Entries from a dataset:
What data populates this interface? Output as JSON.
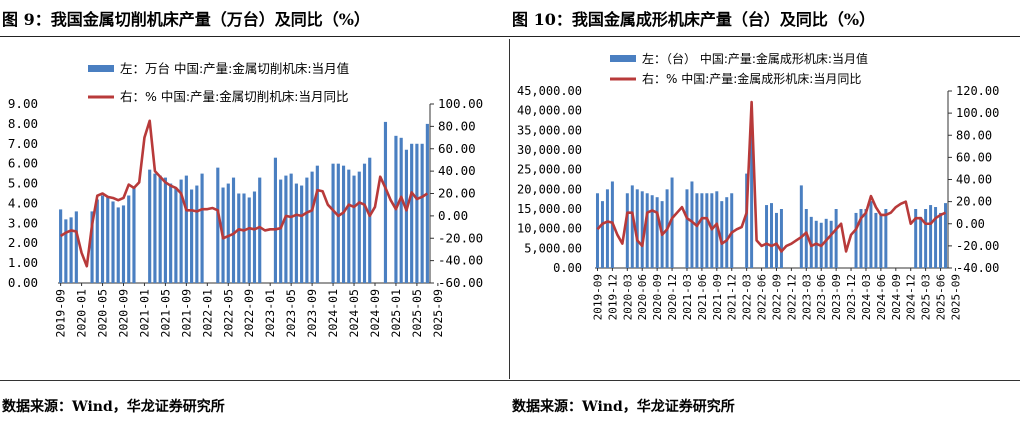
{
  "charts": [
    {
      "title": "图 9：我国金属切削机床产量（万台）及同比（%）",
      "source": "数据来源：Wind，华龙证券研究所",
      "legend": [
        "左：万台  中国:产量:金属切削机床:当月值",
        "右：%  中国:产量:金属切削机床:当月同比"
      ]
    },
    {
      "title": "图 10：我国金属成形机床产量（台）及同比（%）",
      "source": "数据来源：Wind，华龙证券研究所",
      "legend": [
        "左：（台）  中国:产量:金属成形机床:当月值",
        "右：%  中国:产量:金属成形机床:当月同比"
      ]
    }
  ],
  "colors": {
    "bar": "#4a7fc1",
    "line": "#b83a3a",
    "axis": "#333333"
  },
  "chart_data": [
    {
      "type": "bar",
      "title": "图 9：我国金属切削机床产量（万台）及同比（%）",
      "x_tick_labels": [
        "2019-09",
        "2020-01",
        "2020-05",
        "2020-09",
        "2021-01",
        "2021-05",
        "2021-09",
        "2022-01",
        "2022-05",
        "2022-09",
        "2023-01",
        "2023-05",
        "2023-09",
        "2024-01",
        "2024-05",
        "2024-09",
        "2025-01",
        "2025-05",
        "2025-09"
      ],
      "left_axis": {
        "ticks": [
          "0.00",
          "1.00",
          "2.00",
          "3.00",
          "4.00",
          "5.00",
          "6.00",
          "7.00",
          "8.00",
          "9.00"
        ],
        "min": 0,
        "max": 9
      },
      "right_axis": {
        "ticks": [
          "-60.00",
          "-40.00",
          "-20.00",
          "0.00",
          "20.00",
          "40.00",
          "60.00",
          "80.00",
          "100.00"
        ],
        "min": -60,
        "max": 100
      },
      "series": [
        {
          "name": "左：万台  中国:产量:金属切削机床:当月值",
          "axis": "left",
          "kind": "bar",
          "values": [
            3.7,
            3.2,
            3.3,
            3.6,
            null,
            null,
            3.6,
            4.2,
            4.4,
            4.3,
            4.1,
            3.8,
            3.9,
            4.4,
            4.8,
            null,
            null,
            5.7,
            5.5,
            5.4,
            5.3,
            5.0,
            4.8,
            5.2,
            5.4,
            4.7,
            4.9,
            5.5,
            null,
            null,
            5.8,
            4.8,
            5.0,
            5.3,
            4.5,
            4.5,
            4.3,
            4.6,
            5.3,
            null,
            null,
            6.3,
            5.2,
            5.4,
            5.5,
            5.0,
            4.9,
            5.3,
            5.6,
            5.9,
            null,
            null,
            6.0,
            6.0,
            5.9,
            5.7,
            5.4,
            5.6,
            6.0,
            6.3,
            null,
            null,
            8.1,
            null,
            7.4,
            7.3,
            6.7,
            7.0,
            7.0,
            7.0,
            8.0
          ]
        },
        {
          "name": "右：%  中国:产量:金属切削机床:当月同比",
          "axis": "right",
          "kind": "line",
          "values": [
            -18,
            -15,
            -13,
            -14,
            -33,
            -45,
            -8,
            18,
            20,
            17,
            16,
            14,
            16,
            28,
            25,
            30,
            70,
            85,
            40,
            35,
            30,
            27,
            25,
            20,
            5,
            5,
            4,
            6,
            6,
            7,
            5,
            -20,
            -18,
            -16,
            -12,
            -13,
            -11,
            -12,
            -10,
            -13,
            -12,
            -12,
            -11,
            0,
            -1,
            1,
            0,
            3,
            5,
            23,
            22,
            10,
            5,
            0,
            3,
            10,
            8,
            12,
            10,
            0,
            8,
            35,
            25,
            14,
            6,
            17,
            5,
            21,
            15,
            17,
            20
          ]
        }
      ]
    },
    {
      "type": "bar",
      "title": "图 10：我国金属成形机床产量（台）及同比（%）",
      "x_tick_labels": [
        "2019-09",
        "2019-12",
        "2020-03",
        "2020-06",
        "2020-09",
        "2020-12",
        "2021-03",
        "2021-06",
        "2021-09",
        "2021-12",
        "2022-03",
        "2022-06",
        "2022-09",
        "2022-12",
        "2023-03",
        "2023-06",
        "2023-09",
        "2023-12",
        "2024-03",
        "2024-06",
        "2024-09",
        "2024-12",
        "2025-03",
        "2025-06",
        "2025-09"
      ],
      "left_axis": {
        "ticks": [
          "0.00",
          "5,000.00",
          "10,000.00",
          "15,000.00",
          "20,000.00",
          "25,000.00",
          "30,000.00",
          "35,000.00",
          "40,000.00",
          "45,000.00"
        ],
        "min": 0,
        "max": 45000
      },
      "right_axis": {
        "ticks": [
          "-40.00",
          "-20.00",
          "0.00",
          "20.00",
          "40.00",
          "60.00",
          "80.00",
          "100.00",
          "120.00"
        ],
        "min": -40,
        "max": 120
      },
      "series": [
        {
          "name": "左：（台）  中国:产量:金属成形机床:当月值",
          "axis": "left",
          "kind": "bar",
          "values": [
            19000,
            17000,
            20000,
            22000,
            null,
            null,
            19000,
            21000,
            20000,
            19500,
            19000,
            18500,
            18000,
            17000,
            20000,
            23000,
            null,
            null,
            20000,
            22000,
            19000,
            19000,
            19000,
            19000,
            19500,
            17000,
            18000,
            19000,
            null,
            null,
            24000,
            38000,
            null,
            null,
            16000,
            16500,
            14000,
            15000,
            null,
            null,
            null,
            21000,
            15000,
            13000,
            12000,
            11500,
            12500,
            12000,
            15000,
            null,
            null,
            null,
            14000,
            15000,
            15000,
            17000,
            14000,
            13500,
            15000,
            null,
            null,
            null,
            null,
            null,
            15000,
            13000,
            15000,
            16000,
            15500,
            14000,
            16500
          ]
        },
        {
          "name": "右：%  中国:产量:金属成形机床:当月同比",
          "axis": "right",
          "kind": "line",
          "values": [
            -5,
            0,
            2,
            1,
            -10,
            -18,
            10,
            10,
            -15,
            -20,
            10,
            12,
            10,
            -10,
            -5,
            5,
            10,
            15,
            5,
            2,
            -2,
            5,
            5,
            -5,
            0,
            -18,
            -15,
            -8,
            -5,
            -3,
            10,
            110,
            -15,
            -20,
            -18,
            -20,
            -18,
            -25,
            -20,
            -18,
            -15,
            -12,
            -8,
            -20,
            -18,
            -20,
            -15,
            -10,
            -5,
            0,
            -25,
            -10,
            -5,
            5,
            10,
            25,
            15,
            8,
            8,
            10,
            15,
            18,
            20,
            0,
            5,
            5,
            0,
            0,
            5,
            8,
            10
          ]
        }
      ]
    }
  ]
}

• **Task requirements**
Copy all of the entries verbatim, leaving out any pictures they contain.

• **Written response**
What data populates this interface? Output as JSON.
{
  "charts": [
    {
      "title": "图 9：我国金属切削机床产量（万台）及同比（%）",
      "source": "数据来源：Wind，华龙证券研究所",
      "legend": [
        "左：万台  中国:产量:金属切削机床:当月值",
        "右：%  中国:产量:金属切削机床:当月同比"
      ]
    },
    {
      "title": "图 10：我国金属成形机床产量（台）及同比（%）",
      "source": "数据来源：Wind，华龙证券研究所",
      "legend": [
        "左：（台）  中国:产量:金属成形机床:当月值",
        "右：%  中国:产量:金属成形机床:当月同比"
      ]
    }
  ],
  "colors": {
    "bar": "#4a7fc1",
    "line": "#b83a3a",
    "axis": "#333333"
  },
  "chart_data": [
    {
      "type": "bar",
      "title": "图 9：我国金属切削机床产量（万台）及同比（%）",
      "x_tick_labels": [
        "2019-09",
        "2020-01",
        "2020-05",
        "2020-09",
        "2021-01",
        "2021-05",
        "2021-09",
        "2022-01",
        "2022-05",
        "2022-09",
        "2023-01",
        "2023-05",
        "2023-09",
        "2024-01",
        "2024-05",
        "2024-09",
        "2025-01",
        "2025-05",
        "2025-09"
      ],
      "left_axis": {
        "ticks": [
          "0.00",
          "1.00",
          "2.00",
          "3.00",
          "4.00",
          "5.00",
          "6.00",
          "7.00",
          "8.00",
          "9.00"
        ],
        "min": 0,
        "max": 9
      },
      "right_axis": {
        "ticks": [
          "-60.00",
          "-40.00",
          "-20.00",
          "0.00",
          "20.00",
          "40.00",
          "60.00",
          "80.00",
          "100.00"
        ],
        "min": -60,
        "max": 100
      },
      "series": [
        {
          "name": "左：万台  中国:产量:金属切削机床:当月值",
          "axis": "left",
          "kind": "bar",
          "values": [
            3.7,
            3.2,
            3.3,
            3.6,
            null,
            null,
            3.6,
            4.2,
            4.4,
            4.3,
            4.1,
            3.8,
            3.9,
            4.4,
            4.8,
            null,
            null,
            5.7,
            5.5,
            5.4,
            5.3,
            5.0,
            4.8,
            5.2,
            5.4,
            4.7,
            4.9,
            5.5,
            null,
            null,
            5.8,
            4.8,
            5.0,
            5.3,
            4.5,
            4.5,
            4.3,
            4.6,
            5.3,
            null,
            null,
            6.3,
            5.2,
            5.4,
            5.5,
            5.0,
            4.9,
            5.3,
            5.6,
            5.9,
            null,
            null,
            6.0,
            6.0,
            5.9,
            5.7,
            5.4,
            5.6,
            6.0,
            6.3,
            null,
            null,
            8.1,
            null,
            7.4,
            7.3,
            6.7,
            7.0,
            7.0,
            7.0,
            8.0
          ]
        },
        {
          "name": "右：%  中国:产量:金属切削机床:当月同比",
          "axis": "right",
          "kind": "line",
          "values": [
            -18,
            -15,
            -13,
            -14,
            -33,
            -45,
            -8,
            18,
            20,
            17,
            16,
            14,
            16,
            28,
            25,
            30,
            70,
            85,
            40,
            35,
            30,
            27,
            25,
            20,
            5,
            5,
            4,
            6,
            6,
            7,
            5,
            -20,
            -18,
            -16,
            -12,
            -13,
            -11,
            -12,
            -10,
            -13,
            -12,
            -12,
            -11,
            0,
            -1,
            1,
            0,
            3,
            5,
            23,
            22,
            10,
            5,
            0,
            3,
            10,
            8,
            12,
            10,
            0,
            8,
            35,
            25,
            14,
            6,
            17,
            5,
            21,
            15,
            17,
            20
          ]
        }
      ]
    },
    {
      "type": "bar",
      "title": "图 10：我国金属成形机床产量（台）及同比（%）",
      "x_tick_labels": [
        "2019-09",
        "2019-12",
        "2020-03",
        "2020-06",
        "2020-09",
        "2020-12",
        "2021-03",
        "2021-06",
        "2021-09",
        "2021-12",
        "2022-03",
        "2022-06",
        "2022-09",
        "2022-12",
        "2023-03",
        "2023-06",
        "2023-09",
        "2023-12",
        "2024-03",
        "2024-06",
        "2024-09",
        "2024-12",
        "2025-03",
        "2025-06",
        "2025-09"
      ],
      "left_axis": {
        "ticks": [
          "0.00",
          "5,000.00",
          "10,000.00",
          "15,000.00",
          "20,000.00",
          "25,000.00",
          "30,000.00",
          "35,000.00",
          "40,000.00",
          "45,000.00"
        ],
        "min": 0,
        "max": 45000
      },
      "right_axis": {
        "ticks": [
          "-40.00",
          "-20.00",
          "0.00",
          "20.00",
          "40.00",
          "60.00",
          "80.00",
          "100.00",
          "120.00"
        ],
        "min": -40,
        "max": 120
      },
      "series": [
        {
          "name": "左：（台）  中国:产量:金属成形机床:当月值",
          "axis": "left",
          "kind": "bar",
          "values": [
            19000,
            17000,
            20000,
            22000,
            null,
            null,
            19000,
            21000,
            20000,
            19500,
            19000,
            18500,
            18000,
            17000,
            20000,
            23000,
            null,
            null,
            20000,
            22000,
            19000,
            19000,
            19000,
            19000,
            19500,
            17000,
            18000,
            19000,
            null,
            null,
            24000,
            38000,
            null,
            null,
            16000,
            16500,
            14000,
            15000,
            null,
            null,
            null,
            21000,
            15000,
            13000,
            12000,
            11500,
            12500,
            12000,
            15000,
            null,
            null,
            null,
            14000,
            15000,
            15000,
            17000,
            14000,
            13500,
            15000,
            null,
            null,
            null,
            null,
            null,
            15000,
            13000,
            15000,
            16000,
            15500,
            14000,
            16500
          ]
        },
        {
          "name": "右：%  中国:产量:金属成形机床:当月同比",
          "axis": "right",
          "kind": "line",
          "values": [
            -5,
            0,
            2,
            1,
            -10,
            -18,
            10,
            10,
            -15,
            -20,
            10,
            12,
            10,
            -10,
            -5,
            5,
            10,
            15,
            5,
            2,
            -2,
            5,
            5,
            -5,
            0,
            -18,
            -15,
            -8,
            -5,
            -3,
            10,
            110,
            -15,
            -20,
            -18,
            -20,
            -18,
            -25,
            -20,
            -18,
            -15,
            -12,
            -8,
            -20,
            -18,
            -20,
            -15,
            -10,
            -5,
            0,
            -25,
            -10,
            -5,
            5,
            10,
            25,
            15,
            8,
            8,
            10,
            15,
            18,
            20,
            0,
            5,
            5,
            0,
            0,
            5,
            8,
            10
          ]
        }
      ]
    }
  ]
}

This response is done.